• _Task instructions_
Below are records; print only the lines from the line containing "Read out every word on this page." to the end, both included, reproduced exactly and without the pictures.

>> Begin The input

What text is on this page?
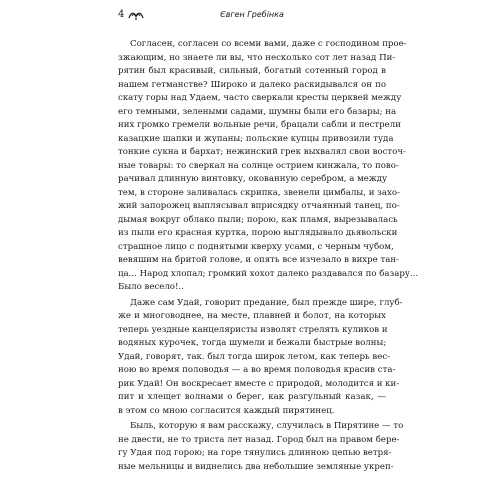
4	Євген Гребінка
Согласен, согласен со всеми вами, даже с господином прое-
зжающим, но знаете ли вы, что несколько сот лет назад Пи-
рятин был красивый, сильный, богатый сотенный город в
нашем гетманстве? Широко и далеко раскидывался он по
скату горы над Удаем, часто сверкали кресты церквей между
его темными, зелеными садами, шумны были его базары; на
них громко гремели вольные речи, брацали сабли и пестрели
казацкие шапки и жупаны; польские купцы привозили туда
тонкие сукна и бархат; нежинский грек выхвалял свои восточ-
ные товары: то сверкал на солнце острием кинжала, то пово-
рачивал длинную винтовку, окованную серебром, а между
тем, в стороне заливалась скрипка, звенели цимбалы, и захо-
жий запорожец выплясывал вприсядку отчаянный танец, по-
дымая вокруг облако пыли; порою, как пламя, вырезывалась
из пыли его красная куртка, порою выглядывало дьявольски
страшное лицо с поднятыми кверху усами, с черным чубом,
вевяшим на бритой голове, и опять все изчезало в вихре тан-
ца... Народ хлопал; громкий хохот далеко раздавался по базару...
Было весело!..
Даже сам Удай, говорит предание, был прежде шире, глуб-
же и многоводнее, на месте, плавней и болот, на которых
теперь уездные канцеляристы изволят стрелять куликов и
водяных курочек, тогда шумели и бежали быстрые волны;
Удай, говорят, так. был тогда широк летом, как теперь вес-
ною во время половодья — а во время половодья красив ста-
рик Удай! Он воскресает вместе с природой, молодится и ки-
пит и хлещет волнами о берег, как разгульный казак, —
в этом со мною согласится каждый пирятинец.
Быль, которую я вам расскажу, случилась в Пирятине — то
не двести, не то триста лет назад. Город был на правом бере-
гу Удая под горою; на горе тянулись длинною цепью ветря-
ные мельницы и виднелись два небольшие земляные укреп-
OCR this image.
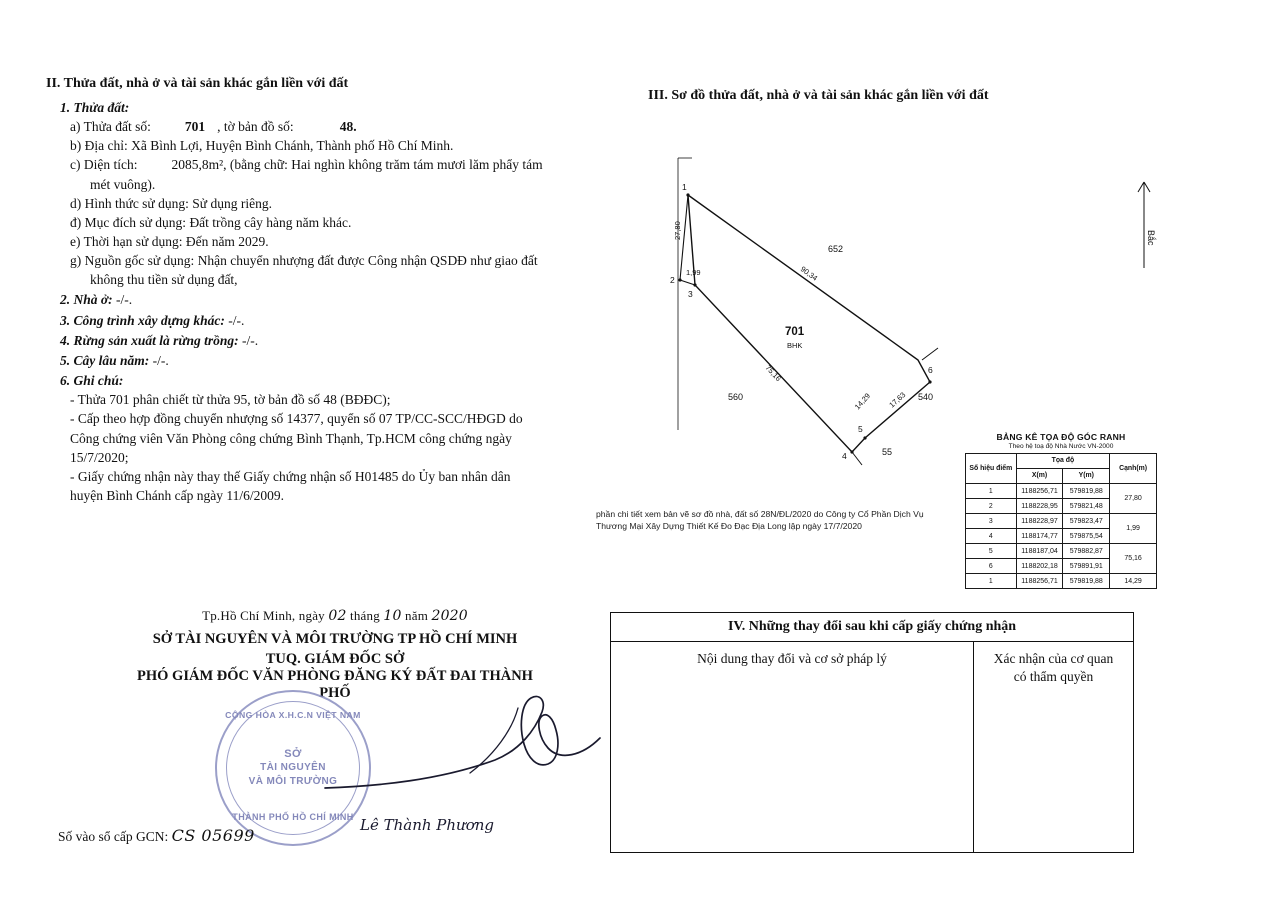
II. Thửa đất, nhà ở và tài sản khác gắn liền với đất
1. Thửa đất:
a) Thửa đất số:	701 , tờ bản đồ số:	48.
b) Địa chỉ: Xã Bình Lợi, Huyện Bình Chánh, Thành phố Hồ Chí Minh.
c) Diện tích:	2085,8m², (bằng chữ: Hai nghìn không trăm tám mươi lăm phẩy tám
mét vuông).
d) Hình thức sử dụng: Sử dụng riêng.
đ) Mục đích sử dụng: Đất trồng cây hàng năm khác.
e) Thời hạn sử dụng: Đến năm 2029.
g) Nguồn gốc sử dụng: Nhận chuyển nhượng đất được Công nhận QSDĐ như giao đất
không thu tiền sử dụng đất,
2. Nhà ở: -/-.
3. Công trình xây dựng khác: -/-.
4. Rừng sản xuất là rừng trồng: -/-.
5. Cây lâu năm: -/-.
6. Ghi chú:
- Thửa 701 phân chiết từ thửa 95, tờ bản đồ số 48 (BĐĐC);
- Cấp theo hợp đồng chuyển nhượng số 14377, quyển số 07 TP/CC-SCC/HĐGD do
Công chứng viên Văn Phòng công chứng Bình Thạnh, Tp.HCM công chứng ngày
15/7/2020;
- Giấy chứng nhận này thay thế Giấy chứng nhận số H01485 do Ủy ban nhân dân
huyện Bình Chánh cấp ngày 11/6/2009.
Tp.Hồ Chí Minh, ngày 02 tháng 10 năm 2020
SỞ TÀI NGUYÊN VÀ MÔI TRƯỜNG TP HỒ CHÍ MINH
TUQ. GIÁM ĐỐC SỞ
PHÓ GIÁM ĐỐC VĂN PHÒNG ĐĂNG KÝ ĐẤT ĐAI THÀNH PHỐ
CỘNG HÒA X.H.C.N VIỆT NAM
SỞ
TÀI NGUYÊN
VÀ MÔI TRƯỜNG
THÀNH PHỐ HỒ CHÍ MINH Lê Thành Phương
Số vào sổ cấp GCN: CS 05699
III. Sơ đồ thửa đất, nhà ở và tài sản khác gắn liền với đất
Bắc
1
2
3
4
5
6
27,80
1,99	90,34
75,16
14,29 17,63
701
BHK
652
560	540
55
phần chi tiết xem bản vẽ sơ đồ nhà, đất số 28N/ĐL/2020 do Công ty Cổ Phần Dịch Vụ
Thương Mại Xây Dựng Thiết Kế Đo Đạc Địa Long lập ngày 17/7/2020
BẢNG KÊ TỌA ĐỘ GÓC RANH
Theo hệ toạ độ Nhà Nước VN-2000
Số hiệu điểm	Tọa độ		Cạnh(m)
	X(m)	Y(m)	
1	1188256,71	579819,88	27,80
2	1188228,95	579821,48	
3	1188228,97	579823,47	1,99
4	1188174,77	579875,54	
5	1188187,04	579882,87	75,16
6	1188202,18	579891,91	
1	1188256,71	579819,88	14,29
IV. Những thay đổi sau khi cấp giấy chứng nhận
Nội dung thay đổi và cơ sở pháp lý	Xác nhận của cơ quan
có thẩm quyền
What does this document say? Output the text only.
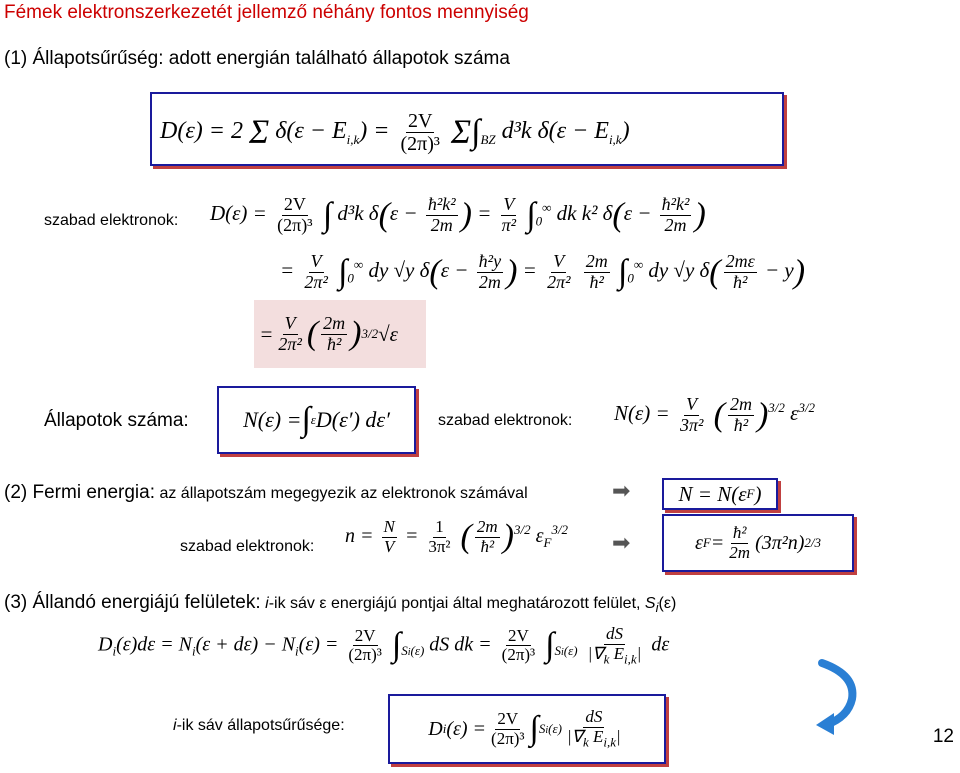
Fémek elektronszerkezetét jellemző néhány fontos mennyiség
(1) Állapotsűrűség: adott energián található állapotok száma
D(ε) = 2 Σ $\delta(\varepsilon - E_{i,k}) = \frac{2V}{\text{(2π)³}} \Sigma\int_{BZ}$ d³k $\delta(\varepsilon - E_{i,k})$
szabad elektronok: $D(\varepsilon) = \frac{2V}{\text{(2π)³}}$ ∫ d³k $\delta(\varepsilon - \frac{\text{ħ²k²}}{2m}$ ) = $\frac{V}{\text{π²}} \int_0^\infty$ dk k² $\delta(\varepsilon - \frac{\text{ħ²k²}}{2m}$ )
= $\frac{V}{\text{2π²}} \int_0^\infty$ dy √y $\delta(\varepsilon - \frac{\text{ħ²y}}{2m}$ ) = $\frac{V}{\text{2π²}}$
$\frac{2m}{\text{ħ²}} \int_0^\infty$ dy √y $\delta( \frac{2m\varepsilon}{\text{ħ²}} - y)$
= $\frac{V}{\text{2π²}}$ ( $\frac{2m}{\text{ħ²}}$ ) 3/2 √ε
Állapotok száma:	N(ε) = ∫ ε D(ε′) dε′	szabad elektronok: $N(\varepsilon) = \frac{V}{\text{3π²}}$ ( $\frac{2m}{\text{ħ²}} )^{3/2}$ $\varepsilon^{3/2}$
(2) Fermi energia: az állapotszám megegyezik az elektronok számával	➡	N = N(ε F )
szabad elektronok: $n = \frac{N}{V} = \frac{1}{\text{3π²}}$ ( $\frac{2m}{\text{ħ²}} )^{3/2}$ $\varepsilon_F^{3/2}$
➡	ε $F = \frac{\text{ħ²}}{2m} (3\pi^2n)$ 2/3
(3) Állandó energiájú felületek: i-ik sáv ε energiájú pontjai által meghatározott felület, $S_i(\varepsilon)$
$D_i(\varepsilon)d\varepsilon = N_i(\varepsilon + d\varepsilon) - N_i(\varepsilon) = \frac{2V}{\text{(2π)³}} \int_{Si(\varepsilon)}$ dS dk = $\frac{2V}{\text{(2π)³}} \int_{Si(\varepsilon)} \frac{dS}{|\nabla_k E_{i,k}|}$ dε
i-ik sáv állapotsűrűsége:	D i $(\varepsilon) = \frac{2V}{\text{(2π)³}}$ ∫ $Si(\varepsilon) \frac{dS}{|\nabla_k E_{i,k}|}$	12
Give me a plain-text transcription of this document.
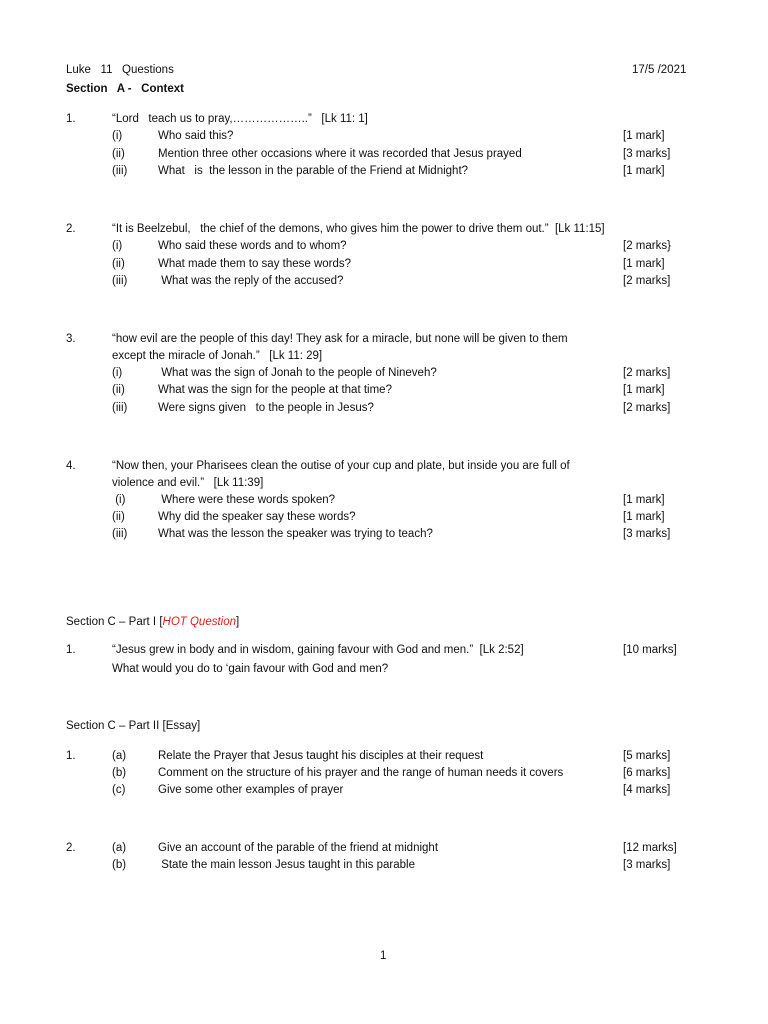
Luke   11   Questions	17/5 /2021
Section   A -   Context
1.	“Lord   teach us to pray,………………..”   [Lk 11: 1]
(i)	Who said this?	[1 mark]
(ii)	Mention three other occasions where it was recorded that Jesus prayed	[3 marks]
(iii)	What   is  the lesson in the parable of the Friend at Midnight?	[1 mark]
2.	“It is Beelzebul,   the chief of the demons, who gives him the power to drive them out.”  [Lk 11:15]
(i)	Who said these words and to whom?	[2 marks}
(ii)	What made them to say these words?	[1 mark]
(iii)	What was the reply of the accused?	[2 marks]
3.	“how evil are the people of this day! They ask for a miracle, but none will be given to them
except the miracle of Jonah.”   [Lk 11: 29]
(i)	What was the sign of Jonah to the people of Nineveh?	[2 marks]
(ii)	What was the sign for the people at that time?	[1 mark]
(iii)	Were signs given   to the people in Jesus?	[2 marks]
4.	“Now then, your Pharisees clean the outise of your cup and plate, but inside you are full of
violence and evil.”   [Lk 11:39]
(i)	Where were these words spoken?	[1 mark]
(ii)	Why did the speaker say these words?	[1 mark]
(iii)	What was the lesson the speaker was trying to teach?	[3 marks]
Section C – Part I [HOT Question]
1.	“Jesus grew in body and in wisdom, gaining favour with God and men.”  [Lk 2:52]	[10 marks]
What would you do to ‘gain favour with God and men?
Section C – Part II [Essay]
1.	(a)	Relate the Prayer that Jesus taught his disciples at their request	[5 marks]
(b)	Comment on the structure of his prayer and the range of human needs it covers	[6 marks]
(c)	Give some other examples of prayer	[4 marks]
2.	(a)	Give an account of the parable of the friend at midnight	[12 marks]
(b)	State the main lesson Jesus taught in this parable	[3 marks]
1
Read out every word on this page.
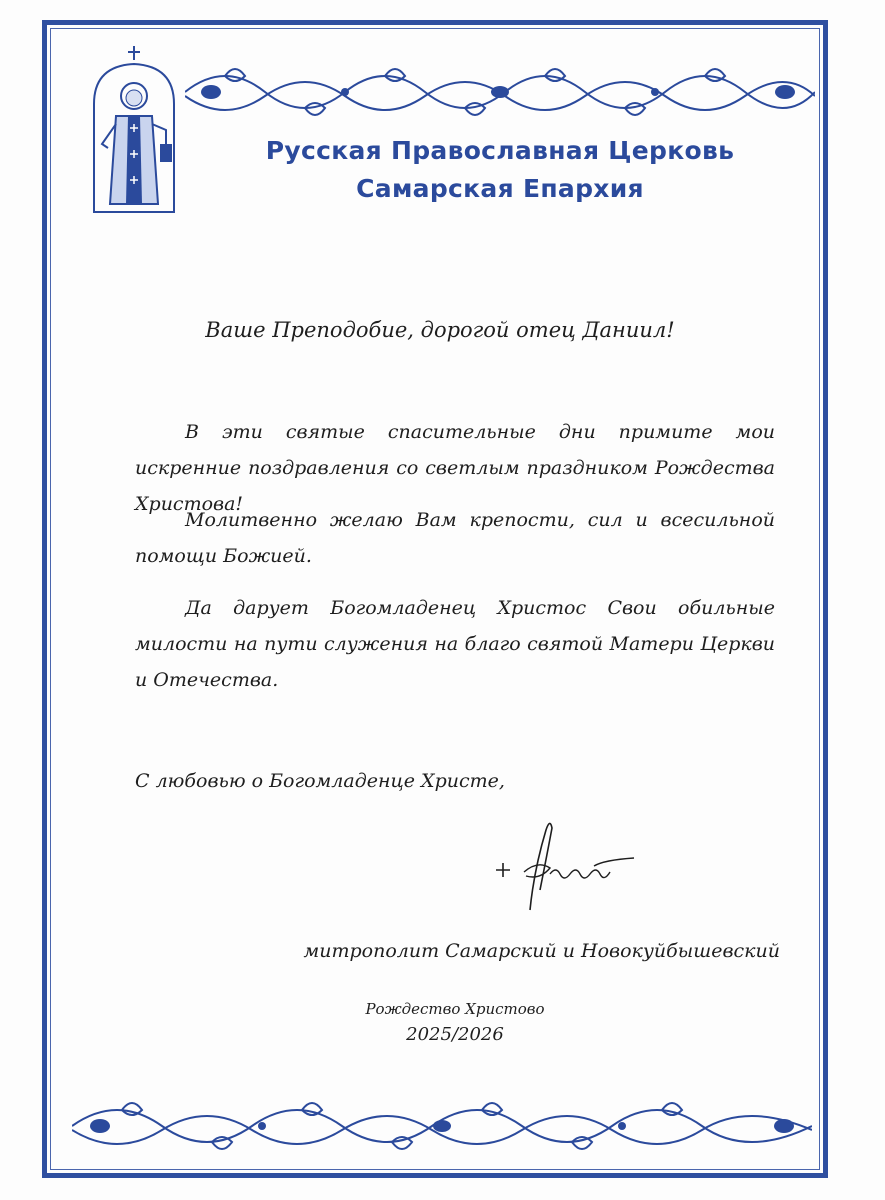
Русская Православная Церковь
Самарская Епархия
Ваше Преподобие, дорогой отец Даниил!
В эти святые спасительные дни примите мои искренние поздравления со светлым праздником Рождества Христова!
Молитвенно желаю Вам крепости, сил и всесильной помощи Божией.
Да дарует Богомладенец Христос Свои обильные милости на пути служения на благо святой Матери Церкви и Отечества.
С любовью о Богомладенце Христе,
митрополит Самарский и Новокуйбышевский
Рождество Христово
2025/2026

>> End The input

• _Task output_
Read out every word on this page.
Русская Православная Церковь
Самарская Епархия
Ваше Преподобие, дорогой отец Даниил!
В эти святые спасительные дни примите мои искренние поздравления со светлым праздником Рождества Христова!
Молитвенно желаю Вам крепости, сил и всесильной помощи Божией.
Да дарует Богомладенец Христос Свои обильные милости на пути служения на благо святой Матери Церкви и Отечества.
С любовью о Богомладенце Христе,
митрополит Самарский и Новокуйбышевский
Рождество Христово
2025/2026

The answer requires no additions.